───── TEXT EXCERPT

I'd rather have a simple design (benchmarks always start with a fresh buildlet, as a new work unit) and pay the cost of untarring the work that was just done a moment ago in the uncontended case.

But in the contended case (like this morning), we'd free up the buildlets for important work (trybots, building the release-branch.go1.8 most recent commit, etc), and catch up on benchmarking later when idle.

@quentinmit: I'm talking only about trybot runs - benchmarks are just as important for as test results for trybots. I completely agree for non-trybots that they should be separate and lower-priority than builds.

Okay, with that, I believe that brings this issue up to the current state of discussion.

quentinmit commented 7 years ago

Okay, so, if I understand your proposal correctly, you want us to treat benchmarks as another type of helper buildlet, so we untar the snapshot built by make.bash and then run the benchmarks in a fresh buildlet.

Understood, and that makes sense (bearing in mind the overhead of starting another VM, which can be mitigated with your reuse proposal). In the meantime until we do that, I'd like to just put that logic here into buildStatus, so that if the parent commit is ready, we pass the buildlet client off to runBench to reuse instead of getting a new one. This is much simpler than the generic reuse you proposed, because we already know the buildlet is in an okay state because we know the make and test just finished.

Now, given that, I'm still unsure of exactly how to tie that into the existing buildStatus struct and logging infrastructure. Do you have any suggestions that differ from what I proposed above in e-mail?

bradfitz commented 7 years ago

Okay, so, if I understand your proposal correctly, you want us to treat benchmarks as another type of helper buildlet, so we untar the snapshot built by make.bash and then run the benchmarks in a fresh buildlet.

I want to treat each benchmark as a unit of work that needs to be done, just like a "go tool dist test --list" work unit. I don't care whether it runs on the initial buildlet or on one of the helper buildlets. Ideally they'd run on all N of them, including the original one, in parallel. (I assume we're running more than 1 benchmark, and running it more than 1 time.)

Understood, and that makes sense (bearing in mind the overhead of starting another VM, which can be mitigated with your reuse proposal).

──────────
───── EXTRACTED DATA

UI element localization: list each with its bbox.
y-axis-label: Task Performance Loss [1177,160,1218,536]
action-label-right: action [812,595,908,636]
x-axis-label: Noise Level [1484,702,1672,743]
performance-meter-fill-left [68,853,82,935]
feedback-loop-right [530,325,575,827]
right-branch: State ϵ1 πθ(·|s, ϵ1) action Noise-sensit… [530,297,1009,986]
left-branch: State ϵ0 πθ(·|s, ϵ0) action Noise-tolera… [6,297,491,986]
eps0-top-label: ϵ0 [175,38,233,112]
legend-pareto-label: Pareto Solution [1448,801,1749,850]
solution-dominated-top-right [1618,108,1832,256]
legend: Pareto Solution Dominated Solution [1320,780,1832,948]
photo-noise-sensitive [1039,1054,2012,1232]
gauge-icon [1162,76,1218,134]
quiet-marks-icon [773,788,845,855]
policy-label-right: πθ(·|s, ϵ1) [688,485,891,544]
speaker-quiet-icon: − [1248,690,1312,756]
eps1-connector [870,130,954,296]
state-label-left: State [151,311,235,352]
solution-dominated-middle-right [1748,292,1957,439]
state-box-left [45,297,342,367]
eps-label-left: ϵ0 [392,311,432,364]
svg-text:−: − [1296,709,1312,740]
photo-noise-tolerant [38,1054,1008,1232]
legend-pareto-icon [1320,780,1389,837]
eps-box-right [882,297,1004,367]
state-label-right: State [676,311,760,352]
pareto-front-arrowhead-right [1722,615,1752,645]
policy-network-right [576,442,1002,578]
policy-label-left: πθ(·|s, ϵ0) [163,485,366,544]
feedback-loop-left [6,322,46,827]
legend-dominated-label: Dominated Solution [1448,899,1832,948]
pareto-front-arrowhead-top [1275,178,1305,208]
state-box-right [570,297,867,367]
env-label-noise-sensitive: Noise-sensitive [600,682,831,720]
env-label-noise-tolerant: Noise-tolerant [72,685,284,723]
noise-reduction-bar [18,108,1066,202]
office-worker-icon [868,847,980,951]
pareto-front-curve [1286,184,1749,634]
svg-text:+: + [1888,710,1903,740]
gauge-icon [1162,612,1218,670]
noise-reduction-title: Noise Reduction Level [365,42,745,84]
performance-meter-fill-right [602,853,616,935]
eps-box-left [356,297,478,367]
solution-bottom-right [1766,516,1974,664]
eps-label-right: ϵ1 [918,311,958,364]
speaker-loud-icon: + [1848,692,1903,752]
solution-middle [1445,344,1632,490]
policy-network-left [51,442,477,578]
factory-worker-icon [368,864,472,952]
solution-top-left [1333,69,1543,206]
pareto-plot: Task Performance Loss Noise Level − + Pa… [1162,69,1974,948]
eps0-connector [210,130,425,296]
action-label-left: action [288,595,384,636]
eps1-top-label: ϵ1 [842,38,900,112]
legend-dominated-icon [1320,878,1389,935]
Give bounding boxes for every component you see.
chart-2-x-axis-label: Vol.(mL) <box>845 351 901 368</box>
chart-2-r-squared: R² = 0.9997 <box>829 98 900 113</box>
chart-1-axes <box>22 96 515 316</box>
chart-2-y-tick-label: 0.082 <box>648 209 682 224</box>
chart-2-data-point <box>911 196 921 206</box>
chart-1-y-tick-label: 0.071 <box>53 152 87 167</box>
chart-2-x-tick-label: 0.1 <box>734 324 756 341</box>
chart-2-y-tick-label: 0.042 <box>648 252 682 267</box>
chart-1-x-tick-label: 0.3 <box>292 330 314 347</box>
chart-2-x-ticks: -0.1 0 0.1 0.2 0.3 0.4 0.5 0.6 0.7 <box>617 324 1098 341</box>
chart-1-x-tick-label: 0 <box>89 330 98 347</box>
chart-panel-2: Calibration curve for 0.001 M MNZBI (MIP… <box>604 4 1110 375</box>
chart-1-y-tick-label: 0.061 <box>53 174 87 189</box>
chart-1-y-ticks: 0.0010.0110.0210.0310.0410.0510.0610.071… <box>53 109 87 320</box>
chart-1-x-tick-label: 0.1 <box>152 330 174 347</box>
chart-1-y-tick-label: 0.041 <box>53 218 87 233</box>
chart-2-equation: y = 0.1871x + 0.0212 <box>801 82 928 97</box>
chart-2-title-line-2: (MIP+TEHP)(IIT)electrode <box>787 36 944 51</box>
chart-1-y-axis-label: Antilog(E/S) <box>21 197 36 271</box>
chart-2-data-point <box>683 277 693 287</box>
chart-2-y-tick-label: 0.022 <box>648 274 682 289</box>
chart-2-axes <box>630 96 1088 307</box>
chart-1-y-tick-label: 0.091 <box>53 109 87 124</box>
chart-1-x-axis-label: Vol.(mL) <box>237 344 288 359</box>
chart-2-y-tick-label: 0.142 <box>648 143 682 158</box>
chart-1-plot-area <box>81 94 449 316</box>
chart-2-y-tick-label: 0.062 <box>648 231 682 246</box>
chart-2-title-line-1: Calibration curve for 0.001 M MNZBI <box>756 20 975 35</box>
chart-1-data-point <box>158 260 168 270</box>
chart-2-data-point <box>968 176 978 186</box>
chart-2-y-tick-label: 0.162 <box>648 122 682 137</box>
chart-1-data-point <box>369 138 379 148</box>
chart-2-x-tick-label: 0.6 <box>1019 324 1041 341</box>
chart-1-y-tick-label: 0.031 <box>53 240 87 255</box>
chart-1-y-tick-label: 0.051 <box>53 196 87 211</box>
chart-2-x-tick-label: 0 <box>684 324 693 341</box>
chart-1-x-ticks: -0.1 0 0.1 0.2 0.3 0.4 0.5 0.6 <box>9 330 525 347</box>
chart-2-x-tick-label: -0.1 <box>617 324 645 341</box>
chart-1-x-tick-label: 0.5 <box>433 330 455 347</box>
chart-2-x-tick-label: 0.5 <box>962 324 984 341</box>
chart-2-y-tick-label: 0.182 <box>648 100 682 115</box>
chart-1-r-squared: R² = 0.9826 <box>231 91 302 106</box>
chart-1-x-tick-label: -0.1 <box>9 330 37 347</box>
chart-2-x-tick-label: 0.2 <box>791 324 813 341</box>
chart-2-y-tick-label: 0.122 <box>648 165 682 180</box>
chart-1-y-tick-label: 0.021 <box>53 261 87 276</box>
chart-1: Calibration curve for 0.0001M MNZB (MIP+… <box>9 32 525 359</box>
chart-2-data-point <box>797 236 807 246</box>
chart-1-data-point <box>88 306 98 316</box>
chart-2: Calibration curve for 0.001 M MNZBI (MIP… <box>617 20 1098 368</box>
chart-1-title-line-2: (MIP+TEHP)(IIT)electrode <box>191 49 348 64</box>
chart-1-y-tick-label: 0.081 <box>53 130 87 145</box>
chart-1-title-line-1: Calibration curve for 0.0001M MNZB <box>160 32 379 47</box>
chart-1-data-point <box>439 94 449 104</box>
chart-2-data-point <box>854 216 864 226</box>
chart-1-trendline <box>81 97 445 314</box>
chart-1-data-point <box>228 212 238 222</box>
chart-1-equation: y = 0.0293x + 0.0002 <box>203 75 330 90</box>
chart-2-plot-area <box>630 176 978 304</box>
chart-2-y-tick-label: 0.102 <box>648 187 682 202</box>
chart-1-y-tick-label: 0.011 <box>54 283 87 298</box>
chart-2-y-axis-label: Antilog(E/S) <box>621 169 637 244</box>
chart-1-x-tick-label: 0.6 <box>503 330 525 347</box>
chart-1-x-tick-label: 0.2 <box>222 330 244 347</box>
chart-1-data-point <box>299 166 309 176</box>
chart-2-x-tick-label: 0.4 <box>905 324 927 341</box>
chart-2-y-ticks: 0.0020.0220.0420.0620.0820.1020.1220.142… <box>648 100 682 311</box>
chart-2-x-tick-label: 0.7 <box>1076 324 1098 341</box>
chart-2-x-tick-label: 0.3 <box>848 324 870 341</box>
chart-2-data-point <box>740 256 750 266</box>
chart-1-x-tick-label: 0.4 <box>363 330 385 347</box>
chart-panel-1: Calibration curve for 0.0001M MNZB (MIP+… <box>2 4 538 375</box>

──────────

▶ WRITTEN EXERCISE 1: Render this sentence from the buildlet benchmarking thread in Spanish: "I don't care whether it runs on the initial buildlet or on one of the helper buildlets."
▶ WRITTEN EXERCISE 2: Pick up the buildlet benchmarking thread after its final sentence and carry it forward.

▶ REPLY 1: No me importa si se ejecuta en el buildlet inicial o en uno de los buildlets auxiliares.

▶ REPLY 2:
We already have the buildlets available. We just created ~N=5 to run unit tests on, and now they're idle. (Also, the Kubernetes buildlets create in seconds. There's not much overhead there.)

You'd need to modify runAllSharded to not destroy the helper buildlets when they're done with unit tests.

In the meantime until we do that,

Let's not cut corners. I have to maintain this. If there's a dependency to do, do that first.

I'd like to just put that logic here into buildStatus,

The logic for what?

so that if the parent commit is ready, we pass the buildlet client off to runBench to reuse instead of getting a new one.

Reusing the idle buildlets is fine.

Other question: are you only doing benchmarks for the main repo ("go") or also for subrepos?

bradfitz commented 7 years ago

What work does the benchmarking need to do, and what environment does it need?

It needs the output from make.bash. How many benchmarks does it run, and which, and how many iterations? Can the iterations run on different VMs if they're the same processors/sizes?

Does the parent commit need to be submitted? Can we use benchmark output computed previously for the parent, if it's from the same VM processors/sizes?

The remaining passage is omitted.